EXERCISE GOAL: Reproduce all entries verbatim, with nothing added or dropped.

[Rows from a dataset]

┄┄┄┄┄┄

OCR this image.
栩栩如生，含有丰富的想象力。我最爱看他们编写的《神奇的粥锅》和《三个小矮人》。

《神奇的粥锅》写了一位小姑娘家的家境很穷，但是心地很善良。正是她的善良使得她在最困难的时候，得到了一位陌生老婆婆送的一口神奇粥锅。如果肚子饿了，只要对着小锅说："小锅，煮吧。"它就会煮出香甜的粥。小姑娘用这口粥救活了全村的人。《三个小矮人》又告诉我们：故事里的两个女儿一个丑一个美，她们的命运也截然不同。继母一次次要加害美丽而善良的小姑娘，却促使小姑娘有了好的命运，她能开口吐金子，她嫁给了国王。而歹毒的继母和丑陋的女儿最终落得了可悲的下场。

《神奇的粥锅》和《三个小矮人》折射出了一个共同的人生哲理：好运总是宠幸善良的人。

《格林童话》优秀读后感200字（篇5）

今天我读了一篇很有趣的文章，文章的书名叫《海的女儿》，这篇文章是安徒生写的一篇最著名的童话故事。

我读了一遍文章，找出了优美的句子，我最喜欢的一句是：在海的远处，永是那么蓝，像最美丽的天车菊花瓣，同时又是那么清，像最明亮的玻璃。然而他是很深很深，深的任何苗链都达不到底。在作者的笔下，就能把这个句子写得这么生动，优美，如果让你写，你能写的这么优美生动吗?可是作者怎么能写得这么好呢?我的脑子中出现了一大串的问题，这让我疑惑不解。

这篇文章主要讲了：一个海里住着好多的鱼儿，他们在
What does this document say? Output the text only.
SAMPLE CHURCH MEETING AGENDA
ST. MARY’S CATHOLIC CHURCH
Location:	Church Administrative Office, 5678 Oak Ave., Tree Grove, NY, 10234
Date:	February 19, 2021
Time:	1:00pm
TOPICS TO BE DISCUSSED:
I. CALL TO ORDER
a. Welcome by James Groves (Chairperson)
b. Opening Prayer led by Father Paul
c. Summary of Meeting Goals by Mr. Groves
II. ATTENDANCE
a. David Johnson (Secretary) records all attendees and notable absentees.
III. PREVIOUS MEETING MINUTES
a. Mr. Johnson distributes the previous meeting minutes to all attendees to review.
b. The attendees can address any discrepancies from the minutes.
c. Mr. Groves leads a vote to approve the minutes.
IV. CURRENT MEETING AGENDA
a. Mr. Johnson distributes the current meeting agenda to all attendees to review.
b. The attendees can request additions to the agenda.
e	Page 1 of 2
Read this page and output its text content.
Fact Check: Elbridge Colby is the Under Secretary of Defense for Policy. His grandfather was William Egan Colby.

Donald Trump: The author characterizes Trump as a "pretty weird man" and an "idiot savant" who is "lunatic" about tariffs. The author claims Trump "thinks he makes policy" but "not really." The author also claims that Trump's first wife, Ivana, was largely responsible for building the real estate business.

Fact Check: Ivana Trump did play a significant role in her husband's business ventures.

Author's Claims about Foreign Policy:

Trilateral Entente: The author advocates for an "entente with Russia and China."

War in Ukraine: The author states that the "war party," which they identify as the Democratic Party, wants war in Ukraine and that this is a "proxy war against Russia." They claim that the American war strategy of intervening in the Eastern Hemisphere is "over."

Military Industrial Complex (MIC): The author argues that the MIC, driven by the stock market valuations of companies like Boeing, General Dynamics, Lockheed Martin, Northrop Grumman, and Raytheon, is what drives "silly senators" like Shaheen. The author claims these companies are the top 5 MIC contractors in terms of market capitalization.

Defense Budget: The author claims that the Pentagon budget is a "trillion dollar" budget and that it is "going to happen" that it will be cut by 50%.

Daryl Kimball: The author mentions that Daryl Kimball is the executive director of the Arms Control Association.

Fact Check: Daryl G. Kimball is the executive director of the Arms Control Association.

┄┄┄┄┄┄

TASK RESULT:
OCR this image.
栩栩如生，含有丰富的想象力。我最爱看他们编写的《神奇的粥锅》和《三个小矮人》。

《神奇的粥锅》写了一位小姑娘家的家境很穷，但是心地很善良。正是她的善良使得她在最困难的时候，得到了一位陌生老婆婆送的一口神奇粥锅。如果肚子饿了，只要对着小锅说："小锅，煮吧。"它就会煮出香甜的粥。小姑娘用这口粥救活了全村的人。《三个小矮人》又告诉我们：故事里的两个女儿一个丑一个美，她们的命运也截然不同。继母一次次要加害美丽而善良的小姑娘，却促使小姑娘有了好的命运，她能开口吐金子，她嫁给了国王。而歹毒的继母和丑陋的女儿最终落得了可悲的下场。

《神奇的粥锅》和《三个小矮人》折射出了一个共同的人生哲理：好运总是宠幸善良的人。

《格林童话》优秀读后感200字（篇5）

今天我读了一篇很有趣的文章，文章的书名叫《海的女儿》，这篇文章是安徒生写的一篇最著名的童话故事。

我读了一遍文章，找出了优美的句子，我最喜欢的一句是：在海的远处，永是那么蓝，像最美丽的天车菊花瓣，同时又是那么清，像最明亮的玻璃。然而他是很深很深，深的任何苗链都达不到底。在作者的笔下，就能把这个句子写得这么生动，优美，如果让你写，你能写的这么优美生动吗?可是作者怎么能写得这么好呢?我的脑子中出现了一大串的问题，这让我疑惑不解。

这篇文章主要讲了：一个海里住着好多的鱼儿，他们在
What does this document say? Output the text only.
SAMPLE CHURCH MEETING AGENDA
ST. MARY’S CATHOLIC CHURCH
Location:	Church Administrative Office, 5678 Oak Ave., Tree Grove, NY, 10234
Date:	February 19, 2021
Time:	1:00pm
TOPICS TO BE DISCUSSED:
I. CALL TO ORDER
a. Welcome by James Groves (Chairperson)
b. Opening Prayer led by Father Paul
c. Summary of Meeting Goals by Mr. Groves
II. ATTENDANCE
a. David Johnson (Secretary) records all attendees and notable absentees.
III. PREVIOUS MEETING MINUTES
a. Mr. Johnson distributes the previous meeting minutes to all attendees to review.
b. The attendees can address any discrepancies from the minutes.
c. Mr. Groves leads a vote to approve the minutes.
IV. CURRENT MEETING AGENDA
a. Mr. Johnson distributes the current meeting agenda to all attendees to review.
b. The attendees can request additions to the agenda.
e	Page 1 of 2
Read this page and output its text content.
Fact Check: Elbridge Colby is the Under Secretary of Defense for Policy. His grandfather was William Egan Colby.

Donald Trump: The author characterizes Trump as a "pretty weird man" and an "idiot savant" who is "lunatic" about tariffs. The author claims Trump "thinks he makes policy" but "not really." The author also claims that Trump's first wife, Ivana, was largely responsible for building the real estate business.

Fact Check: Ivana Trump did play a significant role in her husband's business ventures.

Author's Claims about Foreign Policy:

Trilateral Entente: The author advocates for an "entente with Russia and China."

War in Ukraine: The author states that the "war party," which they identify as the Democratic Party, wants war in Ukraine and that this is a "proxy war against Russia." They claim that the American war strategy of intervening in the Eastern Hemisphere is "over."

Military Industrial Complex (MIC): The author argues that the MIC, driven by the stock market valuations of companies like Boeing, General Dynamics, Lockheed Martin, Northrop Grumman, and Raytheon, is what drives "silly senators" like Shaheen. The author claims these companies are the top 5 MIC contractors in terms of market capitalization.

Defense Budget: The author claims that the Pentagon budget is a "trillion dollar" budget and that it is "going to happen" that it will be cut by 50%.

Daryl Kimball: The author mentions that Daryl Kimball is the executive director of the Arms Control Association.

Fact Check: Daryl G. Kimball is the executive director of the Arms Control Association.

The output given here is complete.